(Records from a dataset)
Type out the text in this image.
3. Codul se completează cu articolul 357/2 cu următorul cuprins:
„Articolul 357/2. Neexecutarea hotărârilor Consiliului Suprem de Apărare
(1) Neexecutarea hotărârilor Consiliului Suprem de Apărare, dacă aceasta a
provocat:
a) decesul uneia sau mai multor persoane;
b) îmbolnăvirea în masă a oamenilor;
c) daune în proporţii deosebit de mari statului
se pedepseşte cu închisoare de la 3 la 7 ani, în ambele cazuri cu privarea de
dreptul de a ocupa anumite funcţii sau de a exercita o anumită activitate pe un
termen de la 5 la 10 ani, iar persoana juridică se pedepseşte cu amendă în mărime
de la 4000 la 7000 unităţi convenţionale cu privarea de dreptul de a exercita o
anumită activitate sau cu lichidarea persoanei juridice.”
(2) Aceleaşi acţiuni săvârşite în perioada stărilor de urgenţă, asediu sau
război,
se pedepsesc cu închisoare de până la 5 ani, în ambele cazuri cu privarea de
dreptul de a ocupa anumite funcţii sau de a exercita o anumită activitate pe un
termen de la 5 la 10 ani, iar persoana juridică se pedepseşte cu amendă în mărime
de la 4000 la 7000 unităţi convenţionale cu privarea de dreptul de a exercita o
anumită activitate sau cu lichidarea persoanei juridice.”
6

• Written request:
Each record above should be repeated exactly as it appears.

• Response:
Type out the text in this image.
3. Codul se completează cu articolul 357/2 cu următorul cuprins:
„Articolul 357/2. Neexecutarea hotărârilor Consiliului Suprem de Apărare
(1) Neexecutarea hotărârilor Consiliului Suprem de Apărare, dacă aceasta a
provocat:
a) decesul uneia sau mai multor persoane;
b) îmbolnăvirea în masă a oamenilor;
c) daune în proporţii deosebit de mari statului
se pedepseşte cu închisoare de la 3 la 7 ani, în ambele cazuri cu privarea de
dreptul de a ocupa anumite funcţii sau de a exercita o anumită activitate pe un
termen de la 5 la 10 ani, iar persoana juridică se pedepseşte cu amendă în mărime
de la 4000 la 7000 unităţi convenţionale cu privarea de dreptul de a exercita o
anumită activitate sau cu lichidarea persoanei juridice.”
(2) Aceleaşi acţiuni săvârşite în perioada stărilor de urgenţă, asediu sau
război,
se pedepsesc cu închisoare de până la 5 ani, în ambele cazuri cu privarea de
dreptul de a ocupa anumite funcţii sau de a exercita o anumită activitate pe un
termen de la 5 la 10 ani, iar persoana juridică se pedepseşte cu amendă în mărime
de la 4000 la 7000 unităţi convenţionale cu privarea de dreptul de a exercita o
anumită activitate sau cu lichidarea persoanei juridice.”
6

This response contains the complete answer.